→ Given problem
Extract the complete data exactly as given.

→ Entries shown
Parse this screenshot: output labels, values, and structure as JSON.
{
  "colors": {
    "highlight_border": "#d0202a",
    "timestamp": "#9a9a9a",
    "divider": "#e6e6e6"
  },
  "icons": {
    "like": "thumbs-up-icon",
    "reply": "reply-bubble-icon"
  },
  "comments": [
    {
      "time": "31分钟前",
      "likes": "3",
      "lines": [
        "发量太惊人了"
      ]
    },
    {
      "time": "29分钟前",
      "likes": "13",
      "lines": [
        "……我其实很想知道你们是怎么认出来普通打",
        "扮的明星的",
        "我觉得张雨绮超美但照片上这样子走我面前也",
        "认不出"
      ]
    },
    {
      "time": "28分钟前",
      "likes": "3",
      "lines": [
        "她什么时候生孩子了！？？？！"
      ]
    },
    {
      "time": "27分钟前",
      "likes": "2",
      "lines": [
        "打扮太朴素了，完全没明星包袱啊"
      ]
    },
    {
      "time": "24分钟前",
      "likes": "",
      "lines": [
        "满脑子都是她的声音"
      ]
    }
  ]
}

→ Finished answer
Parse this screenshot: output labels, values, and structure as JSON.
{
  "colors": {
    "highlight_border": "#d0202a",
    "timestamp": "#9a9a9a",
    "divider": "#e6e6e6"
  },
  "icons": {
    "like": "thumbs-up-icon",
    "reply": "reply-bubble-icon"
  },
  "comments": [
    {
      "time": "31分钟前",
      "likes": "3",
      "lines": [
        "发量太惊人了"
      ]
    },
    {
      "time": "29分钟前",
      "likes": "13",
      "lines": [
        "……我其实很想知道你们是怎么认出来普通打",
        "扮的明星的",
        "我觉得张雨绮超美但照片上这样子走我面前也",
        "认不出"
      ]
    },
    {
      "time": "28分钟前",
      "likes": "3",
      "lines": [
        "她什么时候生孩子了！？？？！"
      ]
    },
    {
      "time": "27分钟前",
      "likes": "2",
      "lines": [
        "打扮太朴素了，完全没明星包袱啊"
      ]
    },
    {
      "time": "24分钟前",
      "likes": "",
      "lines": [
        "满脑子都是她的声音"
      ]
    }
  ]
}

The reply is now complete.